Show all lines from the listing below that contain "media".

** BEGIN Extracted entries **

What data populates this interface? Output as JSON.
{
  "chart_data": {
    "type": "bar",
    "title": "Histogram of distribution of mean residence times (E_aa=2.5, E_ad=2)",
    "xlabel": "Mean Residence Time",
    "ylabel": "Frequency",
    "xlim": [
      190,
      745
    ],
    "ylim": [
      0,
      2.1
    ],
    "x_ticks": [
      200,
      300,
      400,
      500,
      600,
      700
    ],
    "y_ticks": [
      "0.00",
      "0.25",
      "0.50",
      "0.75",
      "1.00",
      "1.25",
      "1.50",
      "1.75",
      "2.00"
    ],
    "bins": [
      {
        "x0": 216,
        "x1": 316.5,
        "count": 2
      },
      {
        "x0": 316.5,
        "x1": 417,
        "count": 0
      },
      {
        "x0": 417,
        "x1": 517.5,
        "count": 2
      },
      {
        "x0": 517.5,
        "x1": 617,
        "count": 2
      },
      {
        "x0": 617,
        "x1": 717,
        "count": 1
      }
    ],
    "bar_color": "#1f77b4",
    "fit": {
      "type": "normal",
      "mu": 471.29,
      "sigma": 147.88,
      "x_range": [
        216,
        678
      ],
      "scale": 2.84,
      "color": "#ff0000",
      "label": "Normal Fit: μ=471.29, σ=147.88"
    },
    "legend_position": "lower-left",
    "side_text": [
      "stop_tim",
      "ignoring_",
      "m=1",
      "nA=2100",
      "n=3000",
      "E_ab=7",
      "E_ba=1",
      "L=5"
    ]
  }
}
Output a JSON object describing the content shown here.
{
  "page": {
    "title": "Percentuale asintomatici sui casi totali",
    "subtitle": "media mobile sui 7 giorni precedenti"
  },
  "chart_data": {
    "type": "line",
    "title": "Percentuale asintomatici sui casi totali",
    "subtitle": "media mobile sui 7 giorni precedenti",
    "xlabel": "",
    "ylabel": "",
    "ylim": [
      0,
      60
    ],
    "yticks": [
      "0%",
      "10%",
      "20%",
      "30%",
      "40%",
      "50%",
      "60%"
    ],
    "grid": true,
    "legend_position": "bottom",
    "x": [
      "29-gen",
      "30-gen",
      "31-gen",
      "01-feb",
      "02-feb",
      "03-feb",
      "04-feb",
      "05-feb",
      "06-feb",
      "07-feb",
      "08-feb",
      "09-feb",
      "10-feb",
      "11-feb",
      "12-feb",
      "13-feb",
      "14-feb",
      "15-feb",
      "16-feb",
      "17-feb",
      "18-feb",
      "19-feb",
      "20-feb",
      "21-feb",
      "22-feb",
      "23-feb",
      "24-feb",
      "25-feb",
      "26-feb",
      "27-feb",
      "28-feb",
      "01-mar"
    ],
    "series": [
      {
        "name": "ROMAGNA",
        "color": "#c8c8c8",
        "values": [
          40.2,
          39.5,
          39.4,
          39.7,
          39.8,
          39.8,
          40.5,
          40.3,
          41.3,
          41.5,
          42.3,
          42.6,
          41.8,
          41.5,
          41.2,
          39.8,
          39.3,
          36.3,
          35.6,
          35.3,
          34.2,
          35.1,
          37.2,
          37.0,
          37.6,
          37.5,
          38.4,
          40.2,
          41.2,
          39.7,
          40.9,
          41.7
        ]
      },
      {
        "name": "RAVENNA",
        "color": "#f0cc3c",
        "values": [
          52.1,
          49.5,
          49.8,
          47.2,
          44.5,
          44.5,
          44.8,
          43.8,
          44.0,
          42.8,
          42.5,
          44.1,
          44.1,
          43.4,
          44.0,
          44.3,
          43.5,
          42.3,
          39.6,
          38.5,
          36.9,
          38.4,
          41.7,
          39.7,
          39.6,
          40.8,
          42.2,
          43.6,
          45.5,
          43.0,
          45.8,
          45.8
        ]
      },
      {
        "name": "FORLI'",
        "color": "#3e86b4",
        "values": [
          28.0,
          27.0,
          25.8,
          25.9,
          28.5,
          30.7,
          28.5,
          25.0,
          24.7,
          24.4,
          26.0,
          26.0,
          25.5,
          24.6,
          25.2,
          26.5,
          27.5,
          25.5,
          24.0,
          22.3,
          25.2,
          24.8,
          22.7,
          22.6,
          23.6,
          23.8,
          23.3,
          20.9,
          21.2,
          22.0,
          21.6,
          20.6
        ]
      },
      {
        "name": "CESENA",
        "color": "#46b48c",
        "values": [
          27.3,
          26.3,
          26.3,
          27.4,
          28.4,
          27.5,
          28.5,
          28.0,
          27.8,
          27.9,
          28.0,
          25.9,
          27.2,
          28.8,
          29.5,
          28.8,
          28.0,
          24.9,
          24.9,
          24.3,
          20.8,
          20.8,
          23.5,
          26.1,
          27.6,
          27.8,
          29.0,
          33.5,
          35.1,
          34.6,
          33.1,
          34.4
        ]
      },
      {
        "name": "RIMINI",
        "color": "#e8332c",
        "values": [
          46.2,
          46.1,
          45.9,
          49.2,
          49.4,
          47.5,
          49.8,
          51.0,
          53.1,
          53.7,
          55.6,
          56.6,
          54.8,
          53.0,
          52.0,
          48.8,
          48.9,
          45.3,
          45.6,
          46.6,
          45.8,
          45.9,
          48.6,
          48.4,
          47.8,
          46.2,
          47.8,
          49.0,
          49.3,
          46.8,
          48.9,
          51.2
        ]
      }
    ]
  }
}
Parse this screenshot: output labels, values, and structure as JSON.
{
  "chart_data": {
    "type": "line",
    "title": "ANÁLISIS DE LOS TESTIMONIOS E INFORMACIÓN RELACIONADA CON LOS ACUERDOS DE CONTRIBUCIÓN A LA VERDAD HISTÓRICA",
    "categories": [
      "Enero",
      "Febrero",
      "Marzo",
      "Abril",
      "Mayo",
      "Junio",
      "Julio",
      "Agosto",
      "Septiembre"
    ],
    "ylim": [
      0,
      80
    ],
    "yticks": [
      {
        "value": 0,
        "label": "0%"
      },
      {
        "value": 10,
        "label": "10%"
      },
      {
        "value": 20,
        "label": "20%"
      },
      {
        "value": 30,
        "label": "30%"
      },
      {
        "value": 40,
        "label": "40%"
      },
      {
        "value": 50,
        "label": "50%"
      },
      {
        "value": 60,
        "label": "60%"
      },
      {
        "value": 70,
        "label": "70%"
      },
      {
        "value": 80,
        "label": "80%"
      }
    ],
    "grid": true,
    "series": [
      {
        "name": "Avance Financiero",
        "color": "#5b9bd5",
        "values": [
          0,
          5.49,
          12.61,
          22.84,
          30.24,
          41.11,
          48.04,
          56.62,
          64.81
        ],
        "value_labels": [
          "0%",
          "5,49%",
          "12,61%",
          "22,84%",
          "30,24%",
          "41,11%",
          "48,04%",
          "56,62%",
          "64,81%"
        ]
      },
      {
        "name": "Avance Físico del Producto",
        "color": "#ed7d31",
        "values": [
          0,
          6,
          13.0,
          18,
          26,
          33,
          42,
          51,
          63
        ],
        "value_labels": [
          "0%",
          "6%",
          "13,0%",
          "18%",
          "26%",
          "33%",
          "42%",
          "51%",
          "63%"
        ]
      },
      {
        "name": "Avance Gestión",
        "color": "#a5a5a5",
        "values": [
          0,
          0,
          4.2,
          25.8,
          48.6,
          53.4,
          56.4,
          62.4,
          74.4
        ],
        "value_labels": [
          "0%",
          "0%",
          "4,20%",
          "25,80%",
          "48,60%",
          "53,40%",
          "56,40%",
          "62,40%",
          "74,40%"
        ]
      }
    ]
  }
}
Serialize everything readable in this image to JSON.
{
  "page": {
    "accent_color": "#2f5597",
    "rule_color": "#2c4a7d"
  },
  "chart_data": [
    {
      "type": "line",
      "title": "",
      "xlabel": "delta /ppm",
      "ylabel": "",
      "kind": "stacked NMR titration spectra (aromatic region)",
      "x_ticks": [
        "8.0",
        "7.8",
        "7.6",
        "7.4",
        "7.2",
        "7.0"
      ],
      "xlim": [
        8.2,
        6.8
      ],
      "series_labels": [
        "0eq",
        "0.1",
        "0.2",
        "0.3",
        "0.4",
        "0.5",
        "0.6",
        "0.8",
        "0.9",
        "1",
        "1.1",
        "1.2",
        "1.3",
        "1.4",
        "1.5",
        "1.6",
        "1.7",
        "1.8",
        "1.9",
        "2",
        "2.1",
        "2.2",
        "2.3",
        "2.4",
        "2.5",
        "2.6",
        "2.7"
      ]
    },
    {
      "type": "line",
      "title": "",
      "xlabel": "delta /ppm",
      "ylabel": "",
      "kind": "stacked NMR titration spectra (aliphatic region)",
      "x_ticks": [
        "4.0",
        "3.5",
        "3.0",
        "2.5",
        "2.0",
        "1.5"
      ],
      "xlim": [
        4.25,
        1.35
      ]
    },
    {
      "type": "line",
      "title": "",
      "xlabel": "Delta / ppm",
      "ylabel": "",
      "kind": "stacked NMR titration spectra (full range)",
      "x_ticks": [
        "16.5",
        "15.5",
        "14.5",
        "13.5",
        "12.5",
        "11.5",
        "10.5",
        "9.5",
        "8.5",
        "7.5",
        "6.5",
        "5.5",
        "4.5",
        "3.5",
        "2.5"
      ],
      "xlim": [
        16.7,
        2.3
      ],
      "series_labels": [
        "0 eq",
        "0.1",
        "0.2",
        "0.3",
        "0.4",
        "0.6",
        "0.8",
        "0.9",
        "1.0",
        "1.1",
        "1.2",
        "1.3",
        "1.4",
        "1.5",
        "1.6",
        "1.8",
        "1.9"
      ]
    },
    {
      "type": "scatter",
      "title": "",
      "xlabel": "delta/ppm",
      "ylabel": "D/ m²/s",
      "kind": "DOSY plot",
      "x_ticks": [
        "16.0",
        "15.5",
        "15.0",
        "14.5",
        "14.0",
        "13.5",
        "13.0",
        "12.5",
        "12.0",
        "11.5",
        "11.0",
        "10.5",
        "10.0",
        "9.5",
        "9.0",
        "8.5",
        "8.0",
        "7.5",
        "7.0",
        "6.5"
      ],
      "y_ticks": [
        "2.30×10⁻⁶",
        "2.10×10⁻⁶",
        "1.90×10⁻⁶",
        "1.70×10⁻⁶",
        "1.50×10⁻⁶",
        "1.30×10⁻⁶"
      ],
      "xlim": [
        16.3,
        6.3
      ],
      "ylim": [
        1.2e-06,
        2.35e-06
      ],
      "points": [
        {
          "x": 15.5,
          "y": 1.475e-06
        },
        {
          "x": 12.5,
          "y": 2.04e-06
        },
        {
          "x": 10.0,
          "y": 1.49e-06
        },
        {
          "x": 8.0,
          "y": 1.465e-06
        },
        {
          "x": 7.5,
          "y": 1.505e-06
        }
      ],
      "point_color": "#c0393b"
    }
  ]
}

** END Extracted entries **

**Exercise result**
    "subtitle": "media mobile sui 7 giorni precedenti"
    "subtitle": "media mobile sui 7 giorni precedenti",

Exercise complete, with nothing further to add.